§ **What is needed**:
Print the records again, character for character.

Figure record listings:
• • • • •

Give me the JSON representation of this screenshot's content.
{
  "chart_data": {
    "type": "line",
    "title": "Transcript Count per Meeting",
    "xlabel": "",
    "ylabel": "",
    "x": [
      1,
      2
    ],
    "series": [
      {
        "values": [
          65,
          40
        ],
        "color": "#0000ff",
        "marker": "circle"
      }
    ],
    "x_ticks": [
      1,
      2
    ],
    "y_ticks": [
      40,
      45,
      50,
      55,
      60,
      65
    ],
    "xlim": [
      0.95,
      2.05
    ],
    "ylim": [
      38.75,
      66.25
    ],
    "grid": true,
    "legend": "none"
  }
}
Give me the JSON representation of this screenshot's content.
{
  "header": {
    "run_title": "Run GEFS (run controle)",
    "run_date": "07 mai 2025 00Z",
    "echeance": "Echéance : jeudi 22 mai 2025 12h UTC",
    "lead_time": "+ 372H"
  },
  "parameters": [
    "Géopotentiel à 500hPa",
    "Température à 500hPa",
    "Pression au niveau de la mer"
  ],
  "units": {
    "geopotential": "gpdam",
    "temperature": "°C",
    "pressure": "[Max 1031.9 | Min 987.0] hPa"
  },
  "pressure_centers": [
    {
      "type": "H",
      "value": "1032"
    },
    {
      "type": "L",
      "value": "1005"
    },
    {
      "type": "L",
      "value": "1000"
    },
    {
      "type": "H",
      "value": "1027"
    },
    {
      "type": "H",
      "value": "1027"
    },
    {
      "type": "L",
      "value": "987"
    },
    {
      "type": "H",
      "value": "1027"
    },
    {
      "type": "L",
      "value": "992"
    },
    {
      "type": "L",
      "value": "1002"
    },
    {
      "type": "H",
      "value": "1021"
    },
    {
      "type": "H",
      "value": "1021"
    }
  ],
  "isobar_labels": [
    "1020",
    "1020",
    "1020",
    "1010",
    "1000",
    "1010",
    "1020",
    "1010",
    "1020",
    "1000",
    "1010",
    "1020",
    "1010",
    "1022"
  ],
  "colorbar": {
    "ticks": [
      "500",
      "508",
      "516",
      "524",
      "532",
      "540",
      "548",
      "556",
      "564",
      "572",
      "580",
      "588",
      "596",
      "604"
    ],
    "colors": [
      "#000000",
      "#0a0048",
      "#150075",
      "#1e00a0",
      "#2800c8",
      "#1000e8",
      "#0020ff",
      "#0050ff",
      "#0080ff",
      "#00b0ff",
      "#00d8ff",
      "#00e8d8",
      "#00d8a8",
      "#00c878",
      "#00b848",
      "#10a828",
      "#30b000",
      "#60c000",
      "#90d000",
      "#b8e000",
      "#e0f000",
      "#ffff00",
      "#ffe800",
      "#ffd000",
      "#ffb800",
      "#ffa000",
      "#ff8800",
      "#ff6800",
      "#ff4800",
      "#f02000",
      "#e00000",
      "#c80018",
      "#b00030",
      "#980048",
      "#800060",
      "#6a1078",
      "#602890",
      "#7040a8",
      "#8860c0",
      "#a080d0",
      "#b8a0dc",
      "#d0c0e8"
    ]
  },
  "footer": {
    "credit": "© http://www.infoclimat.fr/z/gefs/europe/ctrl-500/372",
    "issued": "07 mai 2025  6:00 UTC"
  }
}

• • • • •

§ **Worked solution**:
Give me the JSON representation of this screenshot's content.
{
  "chart_data": {
    "type": "line",
    "title": "Transcript Count per Meeting",
    "xlabel": "",
    "ylabel": "",
    "x": [
      1,
      2
    ],
    "series": [
      {
        "values": [
          65,
          40
        ],
        "color": "#0000ff",
        "marker": "circle"
      }
    ],
    "x_ticks": [
      1,
      2
    ],
    "y_ticks": [
      40,
      45,
      50,
      55,
      60,
      65
    ],
    "xlim": [
      0.95,
      2.05
    ],
    "ylim": [
      38.75,
      66.25
    ],
    "grid": true,
    "legend": "none"
  }
}
Give me the JSON representation of this screenshot's content.
{
  "header": {
    "run_title": "Run GEFS (run controle)",
    "run_date": "07 mai 2025 00Z",
    "echeance": "Echéance : jeudi 22 mai 2025 12h UTC",
    "lead_time": "+ 372H"
  },
  "parameters": [
    "Géopotentiel à 500hPa",
    "Température à 500hPa",
    "Pression au niveau de la mer"
  ],
  "units": {
    "geopotential": "gpdam",
    "temperature": "°C",
    "pressure": "[Max 1031.9 | Min 987.0] hPa"
  },
  "pressure_centers": [
    {
      "type": "H",
      "value": "1032"
    },
    {
      "type": "L",
      "value": "1005"
    },
    {
      "type": "L",
      "value": "1000"
    },
    {
      "type": "H",
      "value": "1027"
    },
    {
      "type": "H",
      "value": "1027"
    },
    {
      "type": "L",
      "value": "987"
    },
    {
      "type": "H",
      "value": "1027"
    },
    {
      "type": "L",
      "value": "992"
    },
    {
      "type": "L",
      "value": "1002"
    },
    {
      "type": "H",
      "value": "1021"
    },
    {
      "type": "H",
      "value": "1021"
    }
  ],
  "isobar_labels": [
    "1020",
    "1020",
    "1020",
    "1010",
    "1000",
    "1010",
    "1020",
    "1010",
    "1020",
    "1000",
    "1010",
    "1020",
    "1010",
    "1022"
  ],
  "colorbar": {
    "ticks": [
      "500",
      "508",
      "516",
      "524",
      "532",
      "540",
      "548",
      "556",
      "564",
      "572",
      "580",
      "588",
      "596",
      "604"
    ],
    "colors": [
      "#000000",
      "#0a0048",
      "#150075",
      "#1e00a0",
      "#2800c8",
      "#1000e8",
      "#0020ff",
      "#0050ff",
      "#0080ff",
      "#00b0ff",
      "#00d8ff",
      "#00e8d8",
      "#00d8a8",
      "#00c878",
      "#00b848",
      "#10a828",
      "#30b000",
      "#60c000",
      "#90d000",
      "#b8e000",
      "#e0f000",
      "#ffff00",
      "#ffe800",
      "#ffd000",
      "#ffb800",
      "#ffa000",
      "#ff8800",
      "#ff6800",
      "#ff4800",
      "#f02000",
      "#e00000",
      "#c80018",
      "#b00030",
      "#980048",
      "#800060",
      "#6a1078",
      "#602890",
      "#7040a8",
      "#8860c0",
      "#a080d0",
      "#b8a0dc",
      "#d0c0e8"
    ]
  },
  "footer": {
    "credit": "© http://www.infoclimat.fr/z/gefs/europe/ctrl-500/372",
    "issued": "07 mai 2025  6:00 UTC"
  }
}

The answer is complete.